## [BRIEF]
Every line of the material is to be quoted verbatim, minus the pictures.

-- start --

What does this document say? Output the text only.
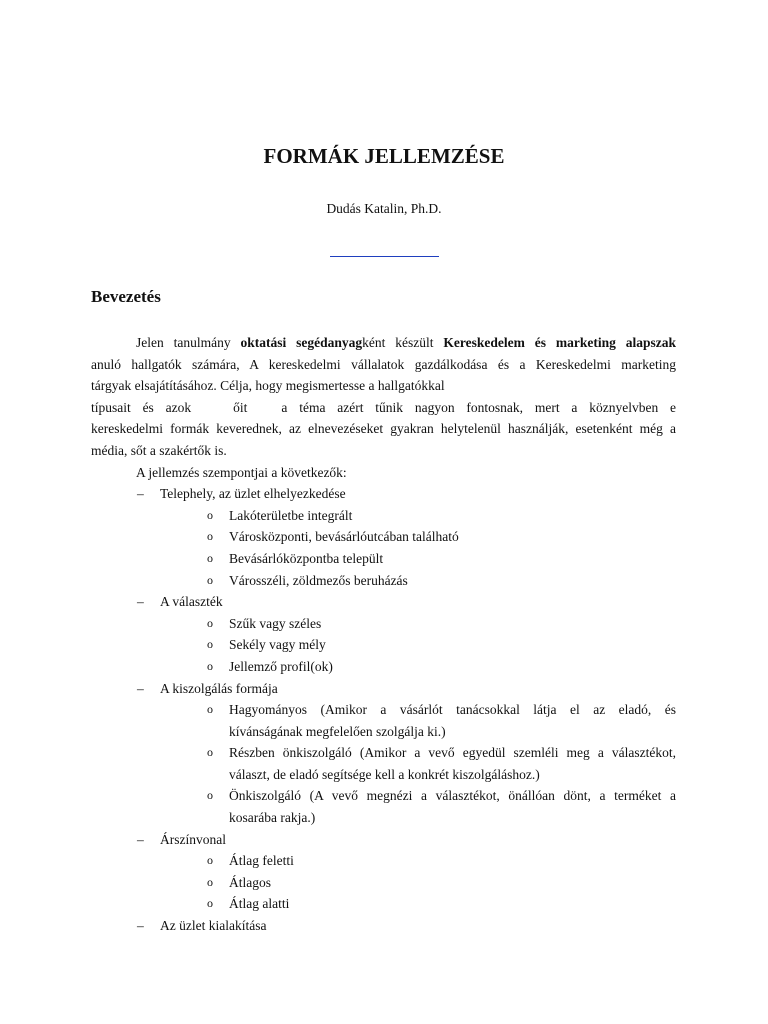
FORMÁK JELLEMZÉSE

Dudás Katalin, Ph.D.

Bevezetés

Jelen tanulmány oktatási segédanyagként készült Kereskedelem és marketing alapszak

anuló hallgatók számára, A kereskedelmi vállalatok gazdálkodása és a Kereskedelmi marketing

tárgyak elsajátításához. Célja, hogy megismertesse a hallgatókkal

típusait és azok	őit	a téma azért tűnik nagyon fontosnak, mert a köznyelvben e

kereskedelmi formák keverednek, az elnevezéseket gyakran helytelenül használják, esetenként még a

média, sőt a szakértők is.

A jellemzés szempontjai a következők:

– Telephely, az üzlet elhelyezkedése
o Lakóterületbe integrált
o Városközponti, bevásárlóutcában található
o Bevásárlóközpontba települt
o Városszéli, zöldmezős beruházás
– A választék
o Szűk vagy széles
o Sekély vagy mély
o Jellemző profil(ok)
– A kiszolgálás formája
o Hagyományos (Amikor a vásárlót tanácsokkal látja el az eladó, és
kívánságának megfelelően szolgálja ki.)
o Részben önkiszolgáló (Amikor a vevő egyedül szemléli meg a választékot,
választ, de eladó segítsége kell a konkrét kiszolgáláshoz.)
o Önkiszolgáló (A vevő megnézi a választékot, önállóan dönt, a terméket a
kosarába rakja.)
– Árszínvonal
o Átlag feletti
o Átlagos
o Átlag alatti
– Az üzlet kialakítása
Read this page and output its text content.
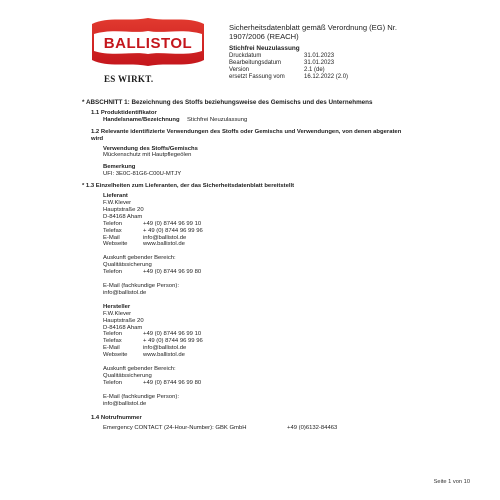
BALLISTOL
ES WIRKT.
Sicherheitsdatenblatt gemäß Verordnung (EG) Nr.
1907/2006 (REACH)
Stichfrei Neuzulassung
Druckdatum	31.01.2023
Bearbeitungsdatum	31.01.2023
Version	2.1 (de)
ersetzt Fassung vom	16.12.2022 (2.0)
* ABSCHNITT 1: Bezeichnung des Stoffs beziehungsweise des Gemischs und des Unternehmens
1.1 Produktidentifikator
Handelsname/Bezeichnung	Stichfrei Neuzulassung
1.2 Relevante identifizierte Verwendungen des Stoffs oder Gemischs und Verwendungen, von denen abgeraten
wird
Verwendung des Stoffs/Gemischs
Mückenschutz mit Hautpflegeölen
Bemerkung
UFI: 3E0C-81G6-C00U-MTJY
* 1.3 Einzelheiten zum Lieferanten, der das Sicherheitsdatenblatt bereitstellt
Lieferant
F.W.Klever
Hauptstraße 20
D-84168 Aham
Telefon	+49 (0) 8744 96 99 10
Telefax	+ 49 (0) 8744 96 99 96
E-Mail	info@ballistol.de
Webseite	www.ballistol.de
Auskunft gebender Bereich:
Qualitätssicherung
Telefon	+49 (0) 8744 96 99 80
E-Mail (fachkundige Person):
info@ballistol.de
Hersteller
F.W.Klever
Hauptstraße 20
D-84168 Aham
Telefon	+49 (0) 8744 96 99 10
Telefax	+ 49 (0) 8744 96 99 96
E-Mail	info@ballistol.de
Webseite	www.ballistol.de
Auskunft gebender Bereich:
Qualitätssicherung
Telefon	+49 (0) 8744 96 99 80
E-Mail (fachkundige Person):
info@ballistol.de
1.4 Notrufnummer
Emergency CONTACT (24-Hour-Number): GBK GmbH	+49 (0)6132-84463
Seite 1 von 10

-- end --

## [RESPONSE BELOW]
What does this document say? Output the text only.
FORMÁK JELLEMZÉSE

Dudás Katalin, Ph.D.

Bevezetés

Jelen tanulmány oktatási segédanyagként készült Kereskedelem és marketing alapszak

anuló hallgatók számára, A kereskedelmi vállalatok gazdálkodása és a Kereskedelmi marketing

tárgyak elsajátításához. Célja, hogy megismertesse a hallgatókkal

típusait és azok	őit	a téma azért tűnik nagyon fontosnak, mert a köznyelvben e

kereskedelmi formák keverednek, az elnevezéseket gyakran helytelenül használják, esetenként még a

média, sőt a szakértők is.

A jellemzés szempontjai a következők:

– Telephely, az üzlet elhelyezkedése
o Lakóterületbe integrált
o Városközponti, bevásárlóutcában található
o Bevásárlóközpontba települt
o Városszéli, zöldmezős beruházás
– A választék
o Szűk vagy széles
o Sekély vagy mély
o Jellemző profil(ok)
– A kiszolgálás formája
o Hagyományos (Amikor a vásárlót tanácsokkal látja el az eladó, és
kívánságának megfelelően szolgálja ki.)
o Részben önkiszolgáló (Amikor a vevő egyedül szemléli meg a választékot,
választ, de eladó segítsége kell a konkrét kiszolgáláshoz.)
o Önkiszolgáló (A vevő megnézi a választékot, önállóan dönt, a terméket a
kosarába rakja.)
– Árszínvonal
o Átlag feletti
o Átlagos
o Átlag alatti
– Az üzlet kialakítása
Read this page and output its text content.
BALLISTOL
ES WIRKT.
Sicherheitsdatenblatt gemäß Verordnung (EG) Nr.
1907/2006 (REACH)
Stichfrei Neuzulassung
Druckdatum	31.01.2023
Bearbeitungsdatum	31.01.2023
Version	2.1 (de)
ersetzt Fassung vom	16.12.2022 (2.0)
* ABSCHNITT 1: Bezeichnung des Stoffs beziehungsweise des Gemischs und des Unternehmens
1.1 Produktidentifikator
Handelsname/Bezeichnung	Stichfrei Neuzulassung
1.2 Relevante identifizierte Verwendungen des Stoffs oder Gemischs und Verwendungen, von denen abgeraten
wird
Verwendung des Stoffs/Gemischs
Mückenschutz mit Hautpflegeölen
Bemerkung
UFI: 3E0C-81G6-C00U-MTJY
* 1.3 Einzelheiten zum Lieferanten, der das Sicherheitsdatenblatt bereitstellt
Lieferant
F.W.Klever
Hauptstraße 20
D-84168 Aham
Telefon	+49 (0) 8744 96 99 10
Telefax	+ 49 (0) 8744 96 99 96
E-Mail	info@ballistol.de
Webseite	www.ballistol.de
Auskunft gebender Bereich:
Qualitätssicherung
Telefon	+49 (0) 8744 96 99 80
E-Mail (fachkundige Person):
info@ballistol.de
Hersteller
F.W.Klever
Hauptstraße 20
D-84168 Aham
Telefon	+49 (0) 8744 96 99 10
Telefax	+ 49 (0) 8744 96 99 96
E-Mail	info@ballistol.de
Webseite	www.ballistol.de
Auskunft gebender Bereich:
Qualitätssicherung
Telefon	+49 (0) 8744 96 99 80
E-Mail (fachkundige Person):
info@ballistol.de
1.4 Notrufnummer
Emergency CONTACT (24-Hour-Number): GBK GmbH	+49 (0)6132-84463
Seite 1 von 10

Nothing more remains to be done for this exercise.